■ What needs to be done
Copy each line containing "sources" from the listing below.

■ Entries supplied
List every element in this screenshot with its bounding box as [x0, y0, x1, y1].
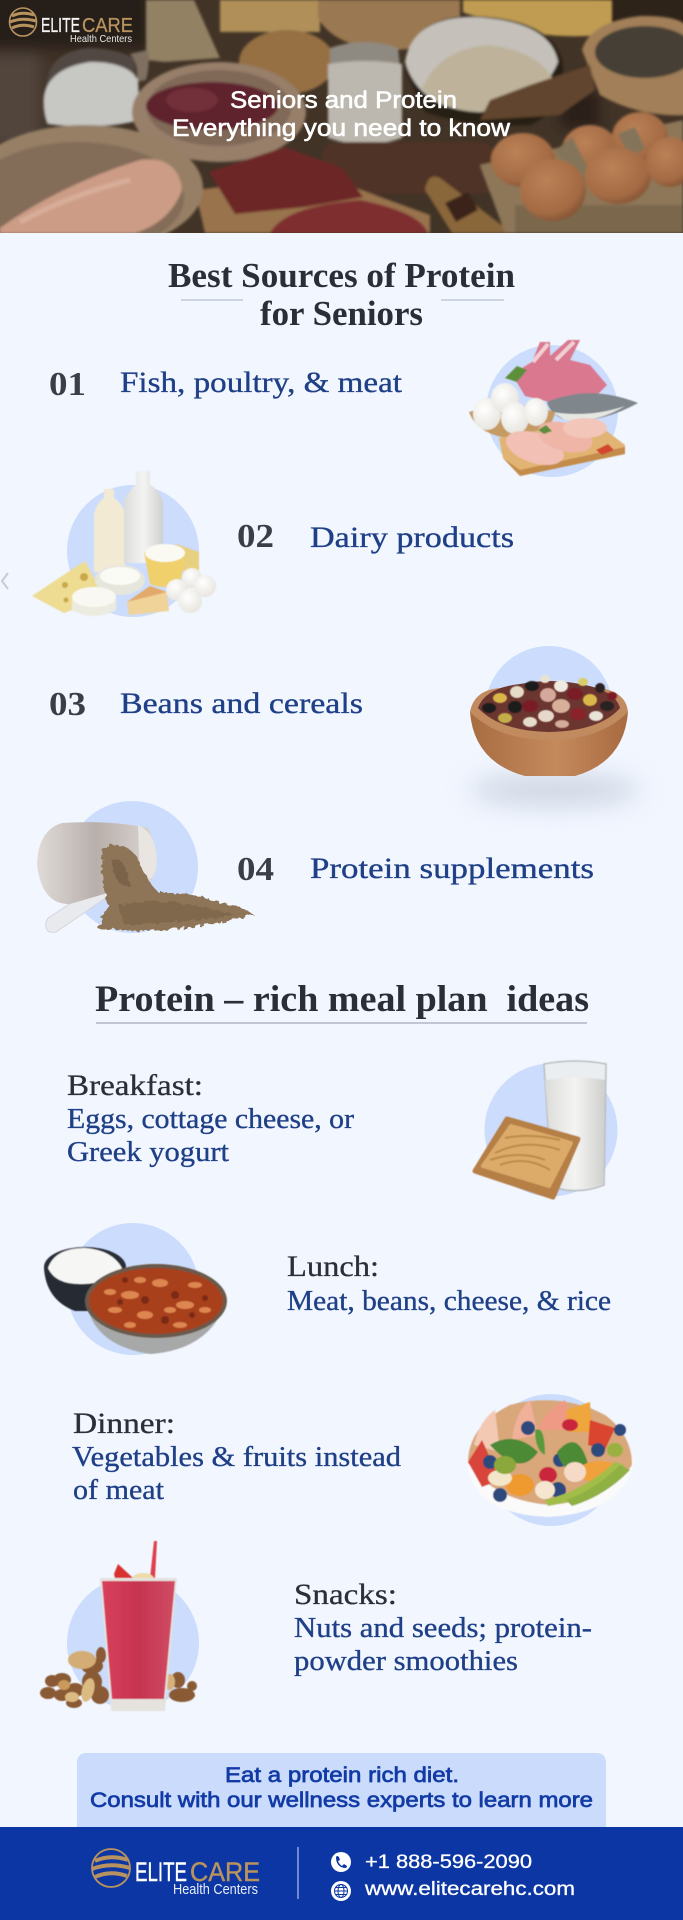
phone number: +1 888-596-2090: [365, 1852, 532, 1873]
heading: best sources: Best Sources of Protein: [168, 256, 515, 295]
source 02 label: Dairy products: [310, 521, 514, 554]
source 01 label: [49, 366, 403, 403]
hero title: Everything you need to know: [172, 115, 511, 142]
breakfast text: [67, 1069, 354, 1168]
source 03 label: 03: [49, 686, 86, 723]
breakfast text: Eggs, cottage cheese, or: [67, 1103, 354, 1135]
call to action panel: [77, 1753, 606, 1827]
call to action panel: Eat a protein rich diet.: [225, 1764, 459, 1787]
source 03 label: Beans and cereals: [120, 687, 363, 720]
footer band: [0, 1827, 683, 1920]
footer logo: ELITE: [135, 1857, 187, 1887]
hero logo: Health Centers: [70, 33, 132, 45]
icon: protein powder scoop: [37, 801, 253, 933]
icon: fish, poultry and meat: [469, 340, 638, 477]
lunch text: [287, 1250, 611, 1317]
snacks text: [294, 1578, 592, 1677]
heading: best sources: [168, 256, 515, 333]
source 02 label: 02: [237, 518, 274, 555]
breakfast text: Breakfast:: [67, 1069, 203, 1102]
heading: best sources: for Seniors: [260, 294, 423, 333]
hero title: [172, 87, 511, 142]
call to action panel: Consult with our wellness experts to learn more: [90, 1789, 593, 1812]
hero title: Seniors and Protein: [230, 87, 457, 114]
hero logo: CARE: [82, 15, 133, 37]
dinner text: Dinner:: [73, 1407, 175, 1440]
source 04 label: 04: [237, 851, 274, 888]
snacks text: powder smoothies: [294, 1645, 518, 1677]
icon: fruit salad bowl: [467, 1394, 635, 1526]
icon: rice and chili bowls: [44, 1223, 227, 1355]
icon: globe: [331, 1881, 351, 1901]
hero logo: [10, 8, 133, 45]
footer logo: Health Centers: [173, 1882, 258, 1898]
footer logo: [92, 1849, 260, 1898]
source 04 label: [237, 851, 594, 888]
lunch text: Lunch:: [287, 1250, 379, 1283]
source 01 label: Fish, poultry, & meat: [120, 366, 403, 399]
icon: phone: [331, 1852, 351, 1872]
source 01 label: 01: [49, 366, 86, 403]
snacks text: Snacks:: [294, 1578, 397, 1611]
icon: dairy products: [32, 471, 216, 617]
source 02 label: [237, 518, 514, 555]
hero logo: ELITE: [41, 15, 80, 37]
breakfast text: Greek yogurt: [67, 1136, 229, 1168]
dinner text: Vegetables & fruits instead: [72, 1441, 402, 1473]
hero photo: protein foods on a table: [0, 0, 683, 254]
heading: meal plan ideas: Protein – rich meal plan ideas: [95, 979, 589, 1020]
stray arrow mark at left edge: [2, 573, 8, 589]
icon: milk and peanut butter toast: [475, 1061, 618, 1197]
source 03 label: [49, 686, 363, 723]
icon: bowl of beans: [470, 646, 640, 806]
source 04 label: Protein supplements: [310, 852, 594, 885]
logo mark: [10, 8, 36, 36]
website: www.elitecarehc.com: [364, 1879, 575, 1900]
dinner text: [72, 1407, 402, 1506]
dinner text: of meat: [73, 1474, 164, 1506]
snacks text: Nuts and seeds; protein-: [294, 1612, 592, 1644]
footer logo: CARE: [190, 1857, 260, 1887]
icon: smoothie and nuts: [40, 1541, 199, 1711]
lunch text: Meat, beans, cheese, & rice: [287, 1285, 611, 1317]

■ Solution to the exercise
heading: best sources: Best Sources of Protein: [168, 256, 515, 295]
heading: best sources: [168, 256, 515, 333]
heading: best sources: for Seniors: [260, 294, 423, 333]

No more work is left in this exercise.